— Begin —

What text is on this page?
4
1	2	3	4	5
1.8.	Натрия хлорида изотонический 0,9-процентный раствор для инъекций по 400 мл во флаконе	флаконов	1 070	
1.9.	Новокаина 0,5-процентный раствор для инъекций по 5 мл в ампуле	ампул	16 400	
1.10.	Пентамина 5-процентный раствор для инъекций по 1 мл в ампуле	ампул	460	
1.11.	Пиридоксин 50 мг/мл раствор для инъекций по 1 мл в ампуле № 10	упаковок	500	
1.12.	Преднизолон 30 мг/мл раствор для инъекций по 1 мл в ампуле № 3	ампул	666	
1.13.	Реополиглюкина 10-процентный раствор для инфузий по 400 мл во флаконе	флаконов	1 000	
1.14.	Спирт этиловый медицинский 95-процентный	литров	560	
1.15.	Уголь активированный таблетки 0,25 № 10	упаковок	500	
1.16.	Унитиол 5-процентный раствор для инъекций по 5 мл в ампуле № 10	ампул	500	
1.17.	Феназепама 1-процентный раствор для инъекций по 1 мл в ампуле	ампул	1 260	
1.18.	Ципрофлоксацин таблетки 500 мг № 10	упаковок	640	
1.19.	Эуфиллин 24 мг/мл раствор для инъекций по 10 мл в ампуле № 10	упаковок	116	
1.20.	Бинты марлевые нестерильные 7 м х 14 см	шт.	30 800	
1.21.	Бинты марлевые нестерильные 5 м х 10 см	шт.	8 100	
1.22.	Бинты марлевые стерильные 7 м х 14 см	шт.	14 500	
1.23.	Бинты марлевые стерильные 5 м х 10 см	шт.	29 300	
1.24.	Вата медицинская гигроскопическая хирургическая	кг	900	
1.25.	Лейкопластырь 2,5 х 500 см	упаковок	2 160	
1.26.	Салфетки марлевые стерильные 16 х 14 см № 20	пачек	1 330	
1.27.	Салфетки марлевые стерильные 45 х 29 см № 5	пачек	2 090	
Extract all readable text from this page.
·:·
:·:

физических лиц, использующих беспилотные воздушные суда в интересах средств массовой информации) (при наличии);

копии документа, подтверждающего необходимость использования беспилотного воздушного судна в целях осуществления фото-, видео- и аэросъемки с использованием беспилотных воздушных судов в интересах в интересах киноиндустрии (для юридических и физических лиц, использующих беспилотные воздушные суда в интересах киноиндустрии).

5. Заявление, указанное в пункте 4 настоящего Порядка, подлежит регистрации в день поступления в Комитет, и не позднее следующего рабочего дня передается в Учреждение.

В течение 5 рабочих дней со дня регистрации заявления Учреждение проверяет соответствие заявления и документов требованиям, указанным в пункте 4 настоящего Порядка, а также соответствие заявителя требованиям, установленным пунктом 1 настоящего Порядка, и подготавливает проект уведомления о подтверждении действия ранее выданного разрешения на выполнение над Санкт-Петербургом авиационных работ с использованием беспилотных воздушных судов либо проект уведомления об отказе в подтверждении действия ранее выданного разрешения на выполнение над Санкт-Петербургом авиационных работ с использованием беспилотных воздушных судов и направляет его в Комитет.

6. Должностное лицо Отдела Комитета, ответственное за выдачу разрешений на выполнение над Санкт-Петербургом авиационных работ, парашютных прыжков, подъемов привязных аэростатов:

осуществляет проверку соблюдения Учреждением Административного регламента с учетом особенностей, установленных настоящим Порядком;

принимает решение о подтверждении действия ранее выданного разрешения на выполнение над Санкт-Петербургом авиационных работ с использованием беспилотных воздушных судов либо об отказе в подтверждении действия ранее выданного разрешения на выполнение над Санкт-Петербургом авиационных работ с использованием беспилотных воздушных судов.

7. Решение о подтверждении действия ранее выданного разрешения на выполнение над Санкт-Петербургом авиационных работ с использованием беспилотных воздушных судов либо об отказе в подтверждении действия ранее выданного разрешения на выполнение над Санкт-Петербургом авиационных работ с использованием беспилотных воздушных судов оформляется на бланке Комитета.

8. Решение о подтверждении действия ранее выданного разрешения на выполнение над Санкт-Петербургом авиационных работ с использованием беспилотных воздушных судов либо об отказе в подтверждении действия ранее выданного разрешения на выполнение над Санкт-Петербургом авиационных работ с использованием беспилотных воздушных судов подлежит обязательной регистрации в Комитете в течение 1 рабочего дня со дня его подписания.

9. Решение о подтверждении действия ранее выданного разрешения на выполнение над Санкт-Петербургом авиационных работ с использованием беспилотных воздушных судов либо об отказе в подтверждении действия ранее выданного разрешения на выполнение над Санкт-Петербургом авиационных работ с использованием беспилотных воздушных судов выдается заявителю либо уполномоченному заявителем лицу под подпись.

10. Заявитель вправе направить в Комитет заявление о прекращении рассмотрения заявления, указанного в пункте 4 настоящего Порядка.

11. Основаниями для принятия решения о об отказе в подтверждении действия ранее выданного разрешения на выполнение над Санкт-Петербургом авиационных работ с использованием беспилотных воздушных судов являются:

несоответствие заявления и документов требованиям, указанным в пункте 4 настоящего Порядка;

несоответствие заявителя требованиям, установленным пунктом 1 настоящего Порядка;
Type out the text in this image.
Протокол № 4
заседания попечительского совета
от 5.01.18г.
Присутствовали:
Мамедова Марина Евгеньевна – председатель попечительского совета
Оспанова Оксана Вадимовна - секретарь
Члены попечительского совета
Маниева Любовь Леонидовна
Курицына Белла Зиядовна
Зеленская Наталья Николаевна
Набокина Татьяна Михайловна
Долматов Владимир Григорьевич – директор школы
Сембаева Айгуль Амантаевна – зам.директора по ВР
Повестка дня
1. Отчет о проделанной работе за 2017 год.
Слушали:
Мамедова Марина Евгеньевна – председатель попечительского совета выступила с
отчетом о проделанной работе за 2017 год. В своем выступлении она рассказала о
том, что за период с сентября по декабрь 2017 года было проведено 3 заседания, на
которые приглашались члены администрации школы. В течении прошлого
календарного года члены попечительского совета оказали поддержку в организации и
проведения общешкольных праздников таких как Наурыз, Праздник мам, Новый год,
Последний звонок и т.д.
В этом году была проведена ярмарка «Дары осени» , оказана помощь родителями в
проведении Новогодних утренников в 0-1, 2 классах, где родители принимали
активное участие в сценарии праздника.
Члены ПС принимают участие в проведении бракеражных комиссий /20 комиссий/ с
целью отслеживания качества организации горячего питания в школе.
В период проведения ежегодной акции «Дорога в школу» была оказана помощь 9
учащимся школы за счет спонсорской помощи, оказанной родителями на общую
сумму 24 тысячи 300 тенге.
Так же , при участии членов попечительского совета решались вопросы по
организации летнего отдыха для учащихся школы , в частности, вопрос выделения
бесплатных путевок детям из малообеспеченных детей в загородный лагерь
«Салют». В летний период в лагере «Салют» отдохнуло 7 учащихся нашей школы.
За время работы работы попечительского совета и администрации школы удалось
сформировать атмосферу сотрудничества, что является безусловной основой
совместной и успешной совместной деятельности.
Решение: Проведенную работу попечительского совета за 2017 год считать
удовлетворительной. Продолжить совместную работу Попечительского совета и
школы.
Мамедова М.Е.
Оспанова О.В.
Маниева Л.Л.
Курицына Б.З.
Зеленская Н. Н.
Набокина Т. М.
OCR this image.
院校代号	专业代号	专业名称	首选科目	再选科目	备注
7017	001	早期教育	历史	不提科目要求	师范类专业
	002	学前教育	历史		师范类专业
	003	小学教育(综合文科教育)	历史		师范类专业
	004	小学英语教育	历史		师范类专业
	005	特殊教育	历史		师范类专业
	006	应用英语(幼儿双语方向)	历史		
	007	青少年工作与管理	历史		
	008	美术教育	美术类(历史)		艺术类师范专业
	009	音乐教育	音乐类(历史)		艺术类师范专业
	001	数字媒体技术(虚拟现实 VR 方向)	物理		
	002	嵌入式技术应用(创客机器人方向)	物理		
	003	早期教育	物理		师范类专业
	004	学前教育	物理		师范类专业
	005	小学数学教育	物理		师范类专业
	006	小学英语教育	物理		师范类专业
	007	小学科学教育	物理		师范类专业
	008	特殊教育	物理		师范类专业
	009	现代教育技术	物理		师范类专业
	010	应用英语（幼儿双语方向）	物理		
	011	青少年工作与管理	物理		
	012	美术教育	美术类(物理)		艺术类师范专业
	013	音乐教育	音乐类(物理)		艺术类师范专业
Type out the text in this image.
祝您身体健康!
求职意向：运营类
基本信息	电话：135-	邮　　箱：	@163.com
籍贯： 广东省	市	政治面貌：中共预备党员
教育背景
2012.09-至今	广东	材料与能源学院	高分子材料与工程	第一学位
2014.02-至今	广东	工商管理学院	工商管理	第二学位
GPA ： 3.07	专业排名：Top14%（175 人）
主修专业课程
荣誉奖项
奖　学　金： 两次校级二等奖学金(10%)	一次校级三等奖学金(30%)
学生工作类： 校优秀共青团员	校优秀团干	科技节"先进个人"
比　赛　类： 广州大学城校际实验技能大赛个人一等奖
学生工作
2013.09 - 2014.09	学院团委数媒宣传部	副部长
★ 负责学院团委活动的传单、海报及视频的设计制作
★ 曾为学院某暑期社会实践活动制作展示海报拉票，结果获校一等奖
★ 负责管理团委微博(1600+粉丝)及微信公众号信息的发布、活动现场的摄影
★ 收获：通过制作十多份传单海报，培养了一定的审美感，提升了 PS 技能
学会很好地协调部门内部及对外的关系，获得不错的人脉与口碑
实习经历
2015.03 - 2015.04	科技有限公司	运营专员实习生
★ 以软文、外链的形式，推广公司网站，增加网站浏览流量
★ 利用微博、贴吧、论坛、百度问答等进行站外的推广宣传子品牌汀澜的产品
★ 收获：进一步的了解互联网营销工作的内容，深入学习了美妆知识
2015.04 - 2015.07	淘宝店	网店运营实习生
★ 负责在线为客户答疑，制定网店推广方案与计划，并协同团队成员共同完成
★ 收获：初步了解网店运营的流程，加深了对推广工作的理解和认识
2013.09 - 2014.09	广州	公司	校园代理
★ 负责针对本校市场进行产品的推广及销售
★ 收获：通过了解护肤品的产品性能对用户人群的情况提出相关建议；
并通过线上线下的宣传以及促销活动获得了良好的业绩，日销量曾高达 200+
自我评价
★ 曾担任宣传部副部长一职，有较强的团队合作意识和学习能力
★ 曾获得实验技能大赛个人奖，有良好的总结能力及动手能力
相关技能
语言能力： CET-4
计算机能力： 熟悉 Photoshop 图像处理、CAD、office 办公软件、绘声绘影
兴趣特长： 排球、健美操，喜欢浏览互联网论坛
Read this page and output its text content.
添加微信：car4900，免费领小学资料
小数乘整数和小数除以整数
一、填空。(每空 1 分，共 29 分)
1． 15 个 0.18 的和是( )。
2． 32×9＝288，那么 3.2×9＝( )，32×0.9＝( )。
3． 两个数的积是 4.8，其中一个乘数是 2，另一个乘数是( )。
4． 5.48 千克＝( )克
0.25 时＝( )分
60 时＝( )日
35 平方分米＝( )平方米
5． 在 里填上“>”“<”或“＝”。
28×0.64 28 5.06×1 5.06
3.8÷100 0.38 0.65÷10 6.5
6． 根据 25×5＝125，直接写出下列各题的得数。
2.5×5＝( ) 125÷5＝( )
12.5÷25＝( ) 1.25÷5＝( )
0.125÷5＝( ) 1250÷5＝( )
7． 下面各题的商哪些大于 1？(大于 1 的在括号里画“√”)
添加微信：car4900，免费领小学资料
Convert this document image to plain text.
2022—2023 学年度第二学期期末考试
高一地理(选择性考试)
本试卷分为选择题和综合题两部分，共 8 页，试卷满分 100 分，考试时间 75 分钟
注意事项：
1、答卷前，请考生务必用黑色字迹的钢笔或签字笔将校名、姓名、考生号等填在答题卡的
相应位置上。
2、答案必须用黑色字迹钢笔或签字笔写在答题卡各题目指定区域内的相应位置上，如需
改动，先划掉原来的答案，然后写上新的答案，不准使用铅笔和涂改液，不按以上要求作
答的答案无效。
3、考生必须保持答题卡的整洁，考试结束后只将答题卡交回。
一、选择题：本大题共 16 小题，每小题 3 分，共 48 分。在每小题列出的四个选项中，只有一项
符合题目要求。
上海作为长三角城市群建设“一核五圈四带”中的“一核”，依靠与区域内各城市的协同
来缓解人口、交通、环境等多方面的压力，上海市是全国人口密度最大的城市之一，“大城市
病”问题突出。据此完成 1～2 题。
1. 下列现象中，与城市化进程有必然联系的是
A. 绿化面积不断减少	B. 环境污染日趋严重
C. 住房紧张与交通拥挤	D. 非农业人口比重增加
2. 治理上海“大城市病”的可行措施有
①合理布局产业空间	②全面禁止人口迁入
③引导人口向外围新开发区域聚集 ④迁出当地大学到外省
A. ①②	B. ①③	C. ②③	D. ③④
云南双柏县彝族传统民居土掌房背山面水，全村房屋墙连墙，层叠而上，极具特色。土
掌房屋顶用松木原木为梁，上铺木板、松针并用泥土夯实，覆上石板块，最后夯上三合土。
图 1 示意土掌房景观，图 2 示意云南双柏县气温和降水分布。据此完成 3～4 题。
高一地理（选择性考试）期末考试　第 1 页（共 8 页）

— End —

◆ **Short problem**: Only the lines from the one with "Convert this document image to plain text." through the end of the material are wanted; copy them exactly, both ends included.

◆ **Written response**:
Convert this document image to plain text.
2022—2023 学年度第二学期期末考试
高一地理(选择性考试)
本试卷分为选择题和综合题两部分，共 8 页，试卷满分 100 分，考试时间 75 分钟
注意事项：
1、答卷前，请考生务必用黑色字迹的钢笔或签字笔将校名、姓名、考生号等填在答题卡的
相应位置上。
2、答案必须用黑色字迹钢笔或签字笔写在答题卡各题目指定区域内的相应位置上，如需
改动，先划掉原来的答案，然后写上新的答案，不准使用铅笔和涂改液，不按以上要求作
答的答案无效。
3、考生必须保持答题卡的整洁，考试结束后只将答题卡交回。
一、选择题：本大题共 16 小题，每小题 3 分，共 48 分。在每小题列出的四个选项中，只有一项
符合题目要求。
上海作为长三角城市群建设“一核五圈四带”中的“一核”，依靠与区域内各城市的协同
来缓解人口、交通、环境等多方面的压力，上海市是全国人口密度最大的城市之一，“大城市
病”问题突出。据此完成 1～2 题。
1. 下列现象中，与城市化进程有必然联系的是
A. 绿化面积不断减少	B. 环境污染日趋严重
C. 住房紧张与交通拥挤	D. 非农业人口比重增加
2. 治理上海“大城市病”的可行措施有
①合理布局产业空间	②全面禁止人口迁入
③引导人口向外围新开发区域聚集 ④迁出当地大学到外省
A. ①②	B. ①③	C. ②③	D. ③④
云南双柏县彝族传统民居土掌房背山面水，全村房屋墙连墙，层叠而上，极具特色。土
掌房屋顶用松木原木为梁，上铺木板、松针并用泥土夯实，覆上石板块，最后夯上三合土。
图 1 示意土掌房景观，图 2 示意云南双柏县气温和降水分布。据此完成 3～4 题。
高一地理（选择性考试）期末考试　第 1 页（共 8 页）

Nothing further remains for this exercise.